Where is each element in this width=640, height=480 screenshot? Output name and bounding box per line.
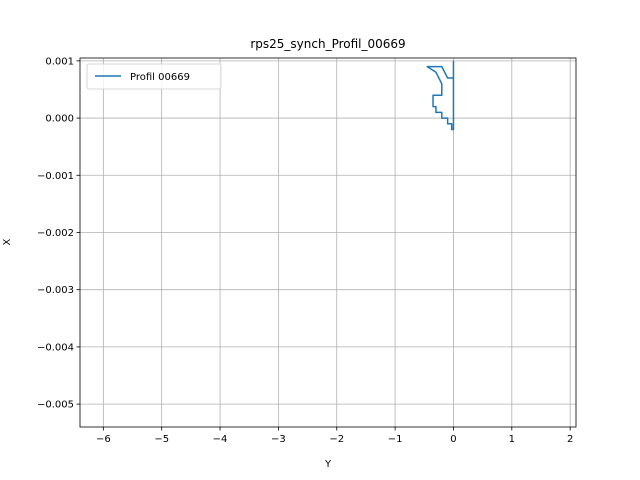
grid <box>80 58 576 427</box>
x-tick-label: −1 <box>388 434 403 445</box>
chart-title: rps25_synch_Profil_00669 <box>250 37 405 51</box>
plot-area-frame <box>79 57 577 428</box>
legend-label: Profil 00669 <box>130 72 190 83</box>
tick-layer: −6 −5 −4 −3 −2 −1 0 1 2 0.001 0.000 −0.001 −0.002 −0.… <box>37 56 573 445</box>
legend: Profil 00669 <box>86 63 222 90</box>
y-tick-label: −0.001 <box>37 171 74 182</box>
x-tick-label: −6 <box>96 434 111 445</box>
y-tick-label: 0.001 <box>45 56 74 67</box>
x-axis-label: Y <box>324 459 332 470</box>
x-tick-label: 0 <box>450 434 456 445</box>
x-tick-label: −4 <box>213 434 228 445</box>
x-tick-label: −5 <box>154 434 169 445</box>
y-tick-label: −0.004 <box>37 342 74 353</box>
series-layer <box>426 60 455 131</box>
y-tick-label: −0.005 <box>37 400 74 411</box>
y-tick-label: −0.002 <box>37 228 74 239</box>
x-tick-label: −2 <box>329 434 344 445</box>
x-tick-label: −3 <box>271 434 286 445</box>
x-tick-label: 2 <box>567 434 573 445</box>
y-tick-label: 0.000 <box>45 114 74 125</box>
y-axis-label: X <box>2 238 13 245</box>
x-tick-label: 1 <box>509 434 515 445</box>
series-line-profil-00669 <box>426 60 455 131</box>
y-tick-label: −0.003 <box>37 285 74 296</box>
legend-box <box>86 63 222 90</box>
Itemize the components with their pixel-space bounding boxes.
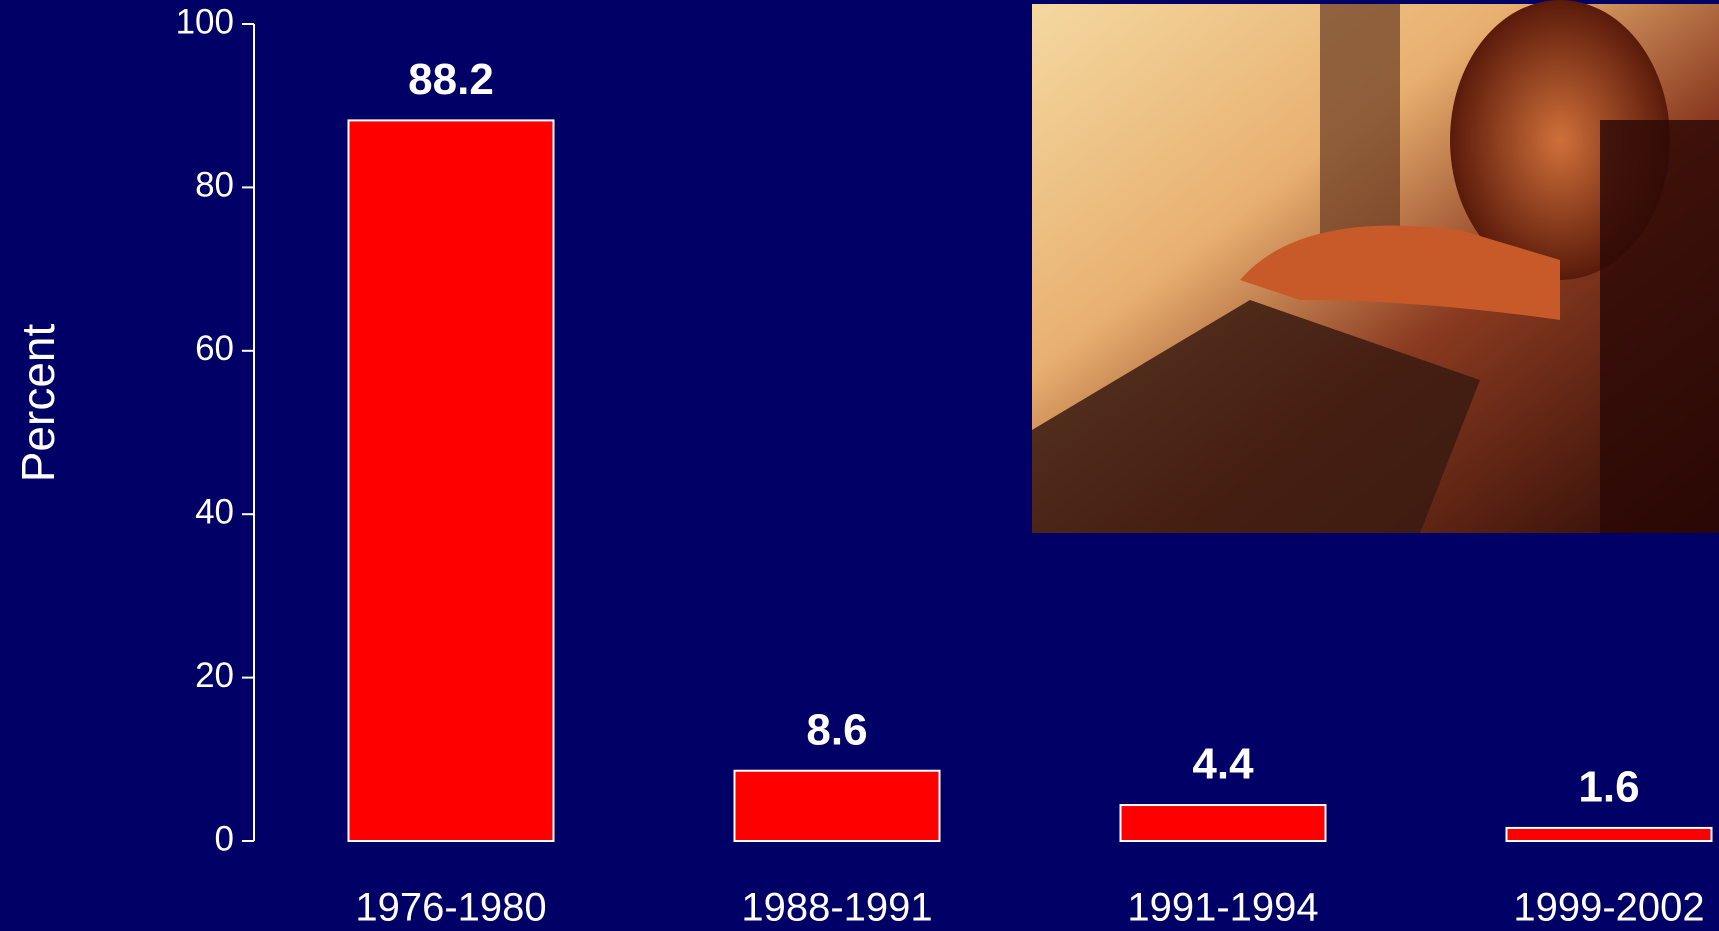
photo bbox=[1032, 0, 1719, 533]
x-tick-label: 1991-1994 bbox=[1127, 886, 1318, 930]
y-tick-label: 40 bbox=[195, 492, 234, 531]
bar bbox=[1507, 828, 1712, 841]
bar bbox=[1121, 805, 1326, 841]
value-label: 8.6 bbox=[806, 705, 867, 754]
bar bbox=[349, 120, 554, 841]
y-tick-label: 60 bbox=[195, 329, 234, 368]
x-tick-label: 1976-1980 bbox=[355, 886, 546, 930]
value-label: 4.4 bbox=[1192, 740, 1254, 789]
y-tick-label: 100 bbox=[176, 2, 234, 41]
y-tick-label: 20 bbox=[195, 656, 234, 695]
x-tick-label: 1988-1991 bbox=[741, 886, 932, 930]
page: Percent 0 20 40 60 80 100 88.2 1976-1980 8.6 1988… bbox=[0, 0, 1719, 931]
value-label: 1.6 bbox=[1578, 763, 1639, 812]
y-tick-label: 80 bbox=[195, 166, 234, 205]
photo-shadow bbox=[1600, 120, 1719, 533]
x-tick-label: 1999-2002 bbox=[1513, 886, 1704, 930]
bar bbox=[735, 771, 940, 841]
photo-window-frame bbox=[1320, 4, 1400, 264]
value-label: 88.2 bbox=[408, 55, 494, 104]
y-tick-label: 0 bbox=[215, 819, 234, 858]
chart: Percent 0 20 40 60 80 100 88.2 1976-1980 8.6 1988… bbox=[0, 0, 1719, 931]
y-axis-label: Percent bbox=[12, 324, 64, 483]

Goal:
Reproduce every line of the listing above verbatim, leaving out the pictures.

In response:
Where is each element in this width=640, height=480 screenshot? Output name and bounding box per line.
grid <box>80 58 576 427</box>
x-tick-label: −1 <box>388 434 403 445</box>
chart-title: rps25_synch_Profil_00669 <box>250 37 405 51</box>
plot-area-frame <box>79 57 577 428</box>
legend-label: Profil 00669 <box>130 72 190 83</box>
tick-layer: −6 −5 −4 −3 −2 −1 0 1 2 0.001 0.000 −0.001 −0.002 −0.… <box>37 56 573 445</box>
legend: Profil 00669 <box>86 63 222 90</box>
y-tick-label: −0.001 <box>37 171 74 182</box>
x-tick-label: −6 <box>96 434 111 445</box>
y-tick-label: 0.001 <box>45 56 74 67</box>
x-axis-label: Y <box>324 459 332 470</box>
x-tick-label: 0 <box>450 434 456 445</box>
x-tick-label: −4 <box>213 434 228 445</box>
x-tick-label: −5 <box>154 434 169 445</box>
y-tick-label: −0.004 <box>37 342 74 353</box>
series-layer <box>426 60 455 131</box>
y-tick-label: −0.005 <box>37 400 74 411</box>
y-tick-label: −0.002 <box>37 228 74 239</box>
x-tick-label: −2 <box>329 434 344 445</box>
x-tick-label: −3 <box>271 434 286 445</box>
x-tick-label: 2 <box>567 434 573 445</box>
y-tick-label: 0.000 <box>45 114 74 125</box>
y-axis-label: X <box>2 238 13 245</box>
x-tick-label: 1 <box>509 434 515 445</box>
series-line-profil-00669 <box>426 60 455 131</box>
y-tick-label: −0.003 <box>37 285 74 296</box>
legend-box <box>86 63 222 90</box>
Itemize the components with their pixel-space bounding boxes.
photo bbox=[1032, 0, 1719, 533]
x-tick-label: 1991-1994 bbox=[1127, 886, 1318, 930]
y-tick-label: 40 bbox=[195, 492, 234, 531]
bar bbox=[1507, 828, 1712, 841]
bar bbox=[1121, 805, 1326, 841]
value-label: 8.6 bbox=[806, 705, 867, 754]
bar bbox=[349, 120, 554, 841]
y-tick-label: 60 bbox=[195, 329, 234, 368]
x-tick-label: 1976-1980 bbox=[355, 886, 546, 930]
value-label: 4.4 bbox=[1192, 740, 1254, 789]
y-tick-label: 100 bbox=[176, 2, 234, 41]
y-tick-label: 20 bbox=[195, 656, 234, 695]
x-tick-label: 1988-1991 bbox=[741, 886, 932, 930]
page: Percent 0 20 40 60 80 100 88.2 1976-1980 8.6 1988… bbox=[0, 0, 1719, 931]
value-label: 1.6 bbox=[1578, 763, 1639, 812]
y-tick-label: 80 bbox=[195, 166, 234, 205]
photo-shadow bbox=[1600, 120, 1719, 533]
x-tick-label: 1999-2002 bbox=[1513, 886, 1704, 930]
bar bbox=[735, 771, 940, 841]
photo-window-frame bbox=[1320, 4, 1400, 264]
value-label: 88.2 bbox=[408, 55, 494, 104]
y-tick-label: 0 bbox=[215, 819, 234, 858]
chart: Percent 0 20 40 60 80 100 88.2 1976-1980 8.6 1988… bbox=[0, 0, 1719, 931]
y-axis-label: Percent bbox=[12, 324, 64, 483]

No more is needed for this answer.